INSTRUCTION: Set every record down verbatim and omit the pictures.

((

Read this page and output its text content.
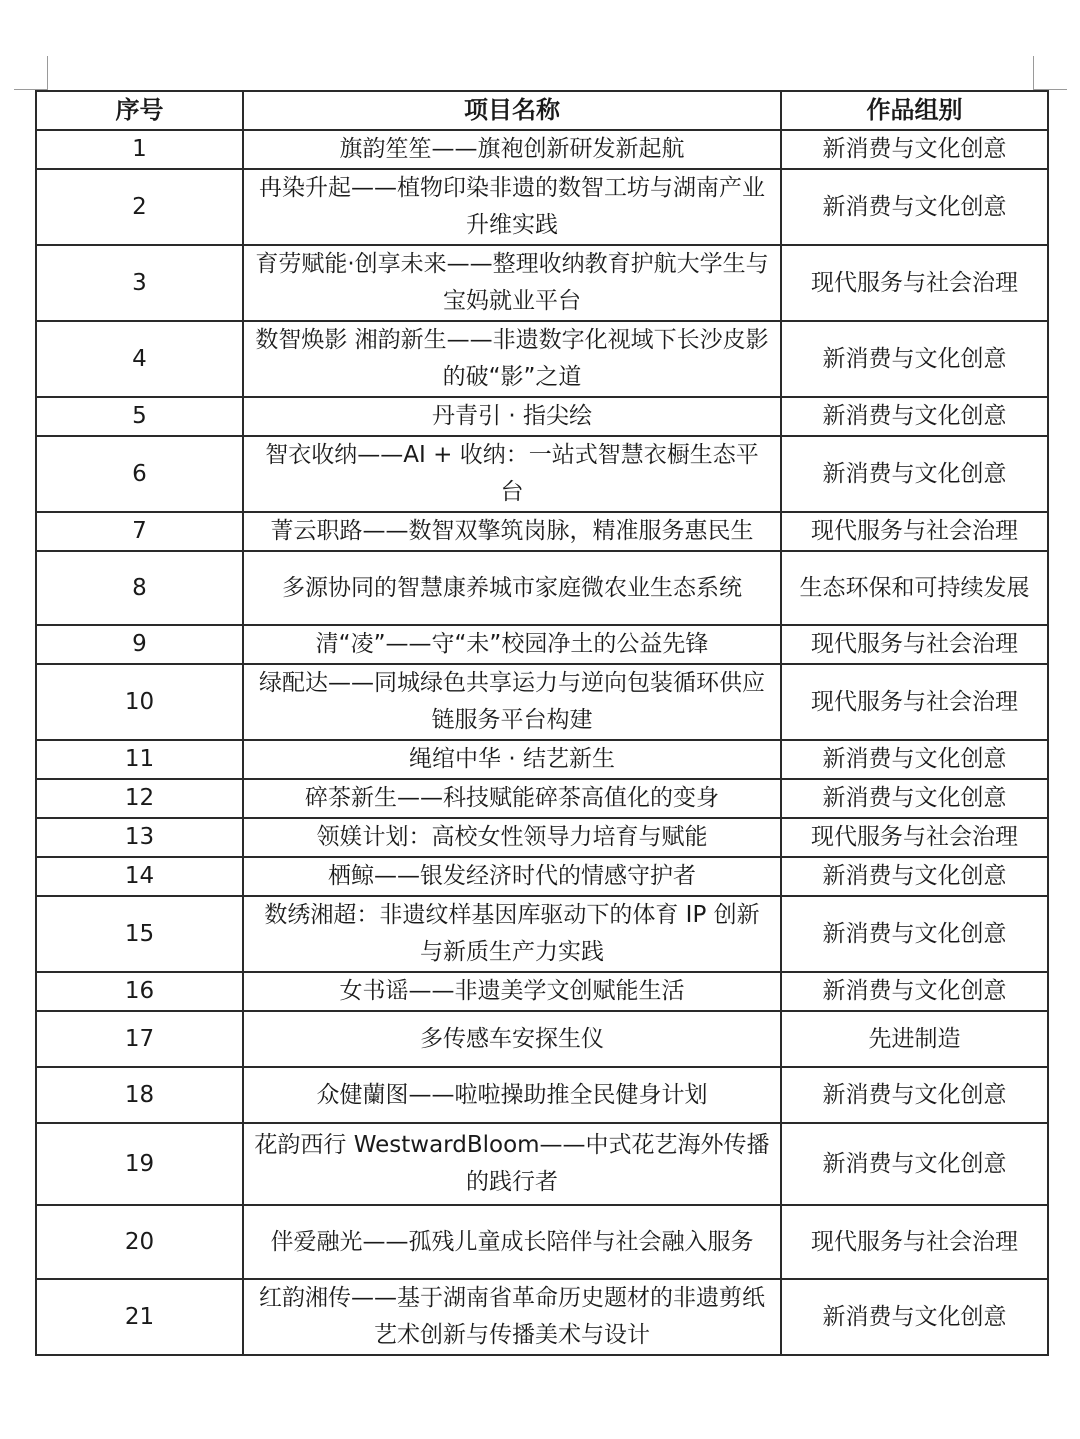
序号	项目名称	作品组别
1	旗韵笙笙——旗袍创新研发新起航	新消费与文化创意
2	冉染升起——植物印染非遗的数智工坊与湖南产业升维实践	新消费与文化创意
3	育劳赋能·创享未来——整理收纳教育护航大学生与宝妈就业平台	现代服务与社会治理
4	数智焕影 湘韵新生——非遗数字化视域下长沙皮影的破“影”之道	新消费与文化创意
5	丹青引 · 指尖绘	新消费与文化创意
6	智衣收纳——AI + 收纳：一站式智慧衣橱生态平台	新消费与文化创意
7	菁云职路——数智双擎筑岗脉，精准服务惠民生	现代服务与社会治理
8	多源协同的智慧康养城市家庭微农业生态系统	生态环保和可持续发展
9	清“凌”——守“未”校园净土的公益先锋	现代服务与社会治理
10	绿配达——同城绿色共享运力与逆向包装循环供应链服务平台构建	现代服务与社会治理
11	绳绾中华 · 结艺新生	新消费与文化创意
12	碎茶新生——科技赋能碎茶高值化的变身	新消费与文化创意
13	领媄计划：高校女性领导力培育与赋能	现代服务与社会治理
14	栖鲸——银发经济时代的情感守护者	新消费与文化创意
15	数绣湘超：非遗纹样基因库驱动下的体育 IP 创新与新质生产力实践	新消费与文化创意
16	女书谣——非遗美学文创赋能生活	新消费与文化创意
17	多传感车安探生仪	先进制造
18	众健蘭图——啦啦操助推全民健身计划	新消费与文化创意
19	花韵西行 WestwardBloom——中式花艺海外传播的践行者	新消费与文化创意
20	伴爱融光——孤残儿童成长陪伴与社会融入服务	现代服务与社会治理
21	红韵湘传——基于湖南省革命历史题材的非遗剪纸艺术创新与传播美术与设计	新消费与文化创意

))

OUTPUT FOR THIS EXERCISE:
Read this page and output its text content.
序号	项目名称	作品组别
1	旗韵笙笙——旗袍创新研发新起航	新消费与文化创意
2	冉染升起——植物印染非遗的数智工坊与湖南产业升维实践	新消费与文化创意
3	育劳赋能·创享未来——整理收纳教育护航大学生与宝妈就业平台	现代服务与社会治理
4	数智焕影 湘韵新生——非遗数字化视域下长沙皮影的破“影”之道	新消费与文化创意
5	丹青引 · 指尖绘	新消费与文化创意
6	智衣收纳——AI + 收纳：一站式智慧衣橱生态平台	新消费与文化创意
7	菁云职路——数智双擎筑岗脉，精准服务惠民生	现代服务与社会治理
8	多源协同的智慧康养城市家庭微农业生态系统	生态环保和可持续发展
9	清“凌”——守“未”校园净土的公益先锋	现代服务与社会治理
10	绿配达——同城绿色共享运力与逆向包装循环供应链服务平台构建	现代服务与社会治理
11	绳绾中华 · 结艺新生	新消费与文化创意
12	碎茶新生——科技赋能碎茶高值化的变身	新消费与文化创意
13	领媄计划：高校女性领导力培育与赋能	现代服务与社会治理
14	栖鲸——银发经济时代的情感守护者	新消费与文化创意
15	数绣湘超：非遗纹样基因库驱动下的体育 IP 创新与新质生产力实践	新消费与文化创意
16	女书谣——非遗美学文创赋能生活	新消费与文化创意
17	多传感车安探生仪	先进制造
18	众健蘭图——啦啦操助推全民健身计划	新消费与文化创意
19	花韵西行 WestwardBloom——中式花艺海外传播的践行者	新消费与文化创意
20	伴爱融光——孤残儿童成长陪伴与社会融入服务	现代服务与社会治理
21	红韵湘传——基于湖南省革命历史题材的非遗剪纸艺术创新与传播美术与设计	新消费与文化创意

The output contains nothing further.